§ **Requirement**
Where a line of the listing below includes the word "password", reproduce that line.

§ **Data provided**
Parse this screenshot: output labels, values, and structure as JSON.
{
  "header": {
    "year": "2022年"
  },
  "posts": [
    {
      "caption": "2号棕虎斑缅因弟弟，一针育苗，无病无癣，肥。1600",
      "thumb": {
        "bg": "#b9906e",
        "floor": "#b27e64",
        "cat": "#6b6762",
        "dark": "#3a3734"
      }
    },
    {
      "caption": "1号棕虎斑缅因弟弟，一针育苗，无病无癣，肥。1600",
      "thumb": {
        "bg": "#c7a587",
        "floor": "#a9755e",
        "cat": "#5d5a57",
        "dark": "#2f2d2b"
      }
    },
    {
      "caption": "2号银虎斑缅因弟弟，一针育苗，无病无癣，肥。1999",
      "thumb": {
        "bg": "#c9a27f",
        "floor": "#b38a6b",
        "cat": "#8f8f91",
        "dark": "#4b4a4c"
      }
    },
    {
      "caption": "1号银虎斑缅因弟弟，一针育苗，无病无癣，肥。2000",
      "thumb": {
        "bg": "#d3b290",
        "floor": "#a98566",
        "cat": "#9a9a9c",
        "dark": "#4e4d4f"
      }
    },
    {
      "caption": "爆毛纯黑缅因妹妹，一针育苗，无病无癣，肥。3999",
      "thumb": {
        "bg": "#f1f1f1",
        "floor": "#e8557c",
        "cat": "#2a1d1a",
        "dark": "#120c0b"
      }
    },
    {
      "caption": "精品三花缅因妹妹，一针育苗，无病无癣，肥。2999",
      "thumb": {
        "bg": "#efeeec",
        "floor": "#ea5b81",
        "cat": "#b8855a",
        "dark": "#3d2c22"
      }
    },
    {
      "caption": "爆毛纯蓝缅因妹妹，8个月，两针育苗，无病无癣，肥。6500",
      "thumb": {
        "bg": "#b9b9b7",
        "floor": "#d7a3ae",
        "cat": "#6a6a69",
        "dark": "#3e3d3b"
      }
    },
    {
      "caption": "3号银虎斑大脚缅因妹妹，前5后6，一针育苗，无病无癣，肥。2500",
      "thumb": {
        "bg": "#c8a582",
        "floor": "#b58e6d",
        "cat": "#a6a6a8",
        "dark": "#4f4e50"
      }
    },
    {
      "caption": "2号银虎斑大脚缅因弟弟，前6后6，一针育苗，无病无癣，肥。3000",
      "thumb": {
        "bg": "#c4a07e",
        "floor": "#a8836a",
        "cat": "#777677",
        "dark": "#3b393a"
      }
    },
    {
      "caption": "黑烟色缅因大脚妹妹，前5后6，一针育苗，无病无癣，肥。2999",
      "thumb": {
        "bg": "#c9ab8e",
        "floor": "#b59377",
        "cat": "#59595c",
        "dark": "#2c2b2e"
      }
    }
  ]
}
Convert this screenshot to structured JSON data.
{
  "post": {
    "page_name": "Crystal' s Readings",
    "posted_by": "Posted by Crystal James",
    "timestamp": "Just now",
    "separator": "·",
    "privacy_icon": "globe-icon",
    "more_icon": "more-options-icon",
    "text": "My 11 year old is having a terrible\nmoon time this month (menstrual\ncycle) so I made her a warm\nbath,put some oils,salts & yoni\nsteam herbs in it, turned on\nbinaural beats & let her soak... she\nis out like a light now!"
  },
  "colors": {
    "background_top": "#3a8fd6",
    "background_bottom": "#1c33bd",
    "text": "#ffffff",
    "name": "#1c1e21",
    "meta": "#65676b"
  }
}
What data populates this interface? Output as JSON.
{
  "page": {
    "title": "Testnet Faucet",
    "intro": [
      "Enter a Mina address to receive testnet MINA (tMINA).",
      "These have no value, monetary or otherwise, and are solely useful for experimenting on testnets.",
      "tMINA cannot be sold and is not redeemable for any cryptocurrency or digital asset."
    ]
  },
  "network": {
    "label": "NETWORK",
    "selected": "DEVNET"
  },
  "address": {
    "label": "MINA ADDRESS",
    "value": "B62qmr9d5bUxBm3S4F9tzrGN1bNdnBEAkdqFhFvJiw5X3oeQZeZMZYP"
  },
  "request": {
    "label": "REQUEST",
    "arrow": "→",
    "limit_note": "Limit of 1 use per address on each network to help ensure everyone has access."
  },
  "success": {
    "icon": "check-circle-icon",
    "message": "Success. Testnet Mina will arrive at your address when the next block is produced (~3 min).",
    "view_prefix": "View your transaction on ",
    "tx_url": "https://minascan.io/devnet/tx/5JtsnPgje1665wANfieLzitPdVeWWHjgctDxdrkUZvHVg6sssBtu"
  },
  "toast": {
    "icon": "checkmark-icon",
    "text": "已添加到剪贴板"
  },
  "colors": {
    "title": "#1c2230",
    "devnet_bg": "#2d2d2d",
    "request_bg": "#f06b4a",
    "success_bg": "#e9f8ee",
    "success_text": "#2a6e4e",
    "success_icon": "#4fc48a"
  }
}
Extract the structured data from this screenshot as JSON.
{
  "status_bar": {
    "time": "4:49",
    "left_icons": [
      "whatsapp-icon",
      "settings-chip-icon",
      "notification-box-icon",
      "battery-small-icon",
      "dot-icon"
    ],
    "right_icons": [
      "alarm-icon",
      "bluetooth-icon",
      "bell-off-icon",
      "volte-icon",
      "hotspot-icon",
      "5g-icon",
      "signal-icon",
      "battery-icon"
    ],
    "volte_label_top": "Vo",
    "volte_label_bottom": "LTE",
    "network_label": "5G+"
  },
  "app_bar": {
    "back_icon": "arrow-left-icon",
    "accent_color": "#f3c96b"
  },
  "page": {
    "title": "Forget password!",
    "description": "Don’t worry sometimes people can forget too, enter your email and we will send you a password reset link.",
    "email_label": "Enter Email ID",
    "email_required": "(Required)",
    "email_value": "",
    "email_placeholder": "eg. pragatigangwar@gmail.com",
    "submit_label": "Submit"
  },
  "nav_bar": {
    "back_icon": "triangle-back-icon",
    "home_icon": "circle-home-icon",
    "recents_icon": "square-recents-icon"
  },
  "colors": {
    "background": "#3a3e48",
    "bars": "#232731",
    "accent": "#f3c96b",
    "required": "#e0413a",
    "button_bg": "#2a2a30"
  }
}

§ **Output of the exercise**
    "title": "Forget password!",
    "description": "Don’t worry sometimes people can forget too, enter your email and we will send you a password reset link.",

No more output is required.